**Tujuan:**
Jawablah pertanyaan berikut berdasarkan berita tentang PKDI Sumenep di bawah ini.
1. Siapa Ketua PKDI Kabupaten Sumenep?
2. Apa nama lembaga sebelum berubah menjadi PKDI?
3. Apa nama koperasi yang didirikan oleh PKDI Sumenep?

**Kutipan:**
────────────────
SUMENEP, updatejatim.net – Dinamika pembangunan desa yang kian kompleks, Ketua Persaudaraan Kepala Desa Indonesia (PKDI) Kabupaten Sumenep, Madura, Jawa Timur, H. Abdul Hayat, siap memperkuat solidaritas antar kepala desa sebagai fondasi utama tata kelola pemerintahan desa yang berkeadilan dan berorientasi pada kesejahteraan rakyat.
Ketua PKDI Sumenep, H. Abdul Hayat, menegaskan bahwa PKDI bukan sekadar forum formalitas, tetapi rumah besar yang menyatukan semangat, kepedulian, dan perjuangan para kepala desa.
“Kita ini satu rumah besar. PKDI adalah wadah bersama untuk saling mendukung, berdiskusi, dan memperjuangkan kepentingan desa. Tanpa kebersamaan, kita akan mudah terpecah dan sulit membangun kekuatan kolektif,” tegasnya. Senin 19 Mei 2025
Transformasi kelembagaan, lanjut dia, dari Asosiasi Kepala Desa (AKD) menjadi PKDI disebutnya sebagai langkah strategis yang sarat makna. Bukan sekadar ganti nama, tetapi lompatan visi menuju konsolidasi nasional.
“Dulu AKD hanya mengakar di Jawa Timur. Kini dengan PKDI, kita bicara nasional. Ini bukan perubahan biasa, tapi sebuah momen untuk menyatukan energi dan visi dari Sabang sampai Merauke. Kepala desa harus hadir sebagai aktor utama pembangunan, bukan sekadar pelaksana teknis,” ucapnya.
Pihaknya mengatakan, salah satu terobosan paling ambisius yang diusung oleh PKDI Sumenep adalah pendirian Koperasi Merah Putih, sebuah entitas ekonomi yang tak hanya dirancang sebagai wadah usaha, tapi juga sebagai simbol kemandirian desa.
────────────────
**Data yang Diberikan:**

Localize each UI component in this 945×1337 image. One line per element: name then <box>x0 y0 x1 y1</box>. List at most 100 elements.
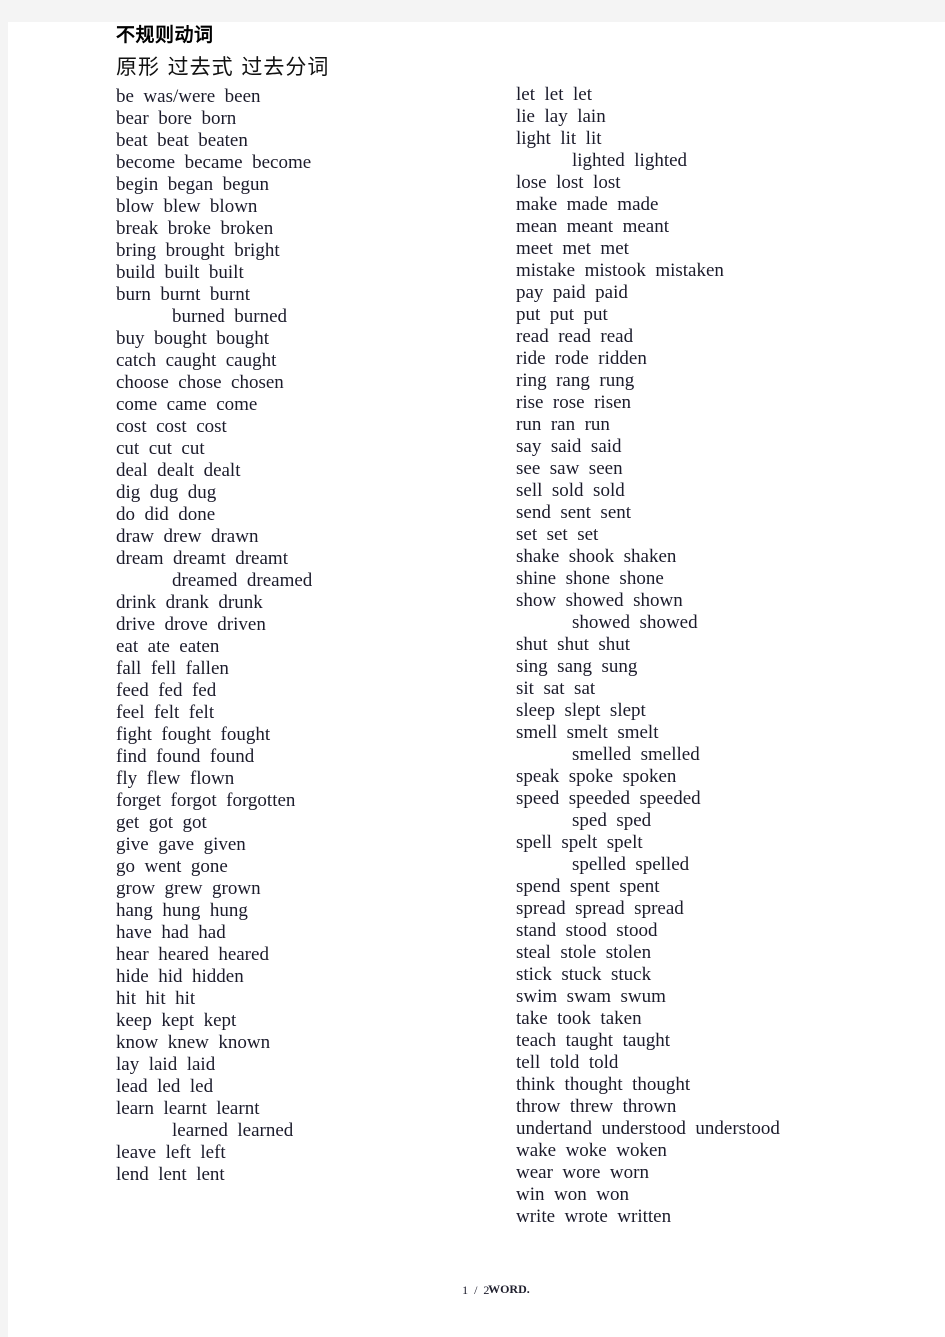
────────────────
**Jawaban:**
1. H. Abdul Hayat.
2. Asosiasi Kepala Desa (AKD).
3. Koperasi Merah Putih.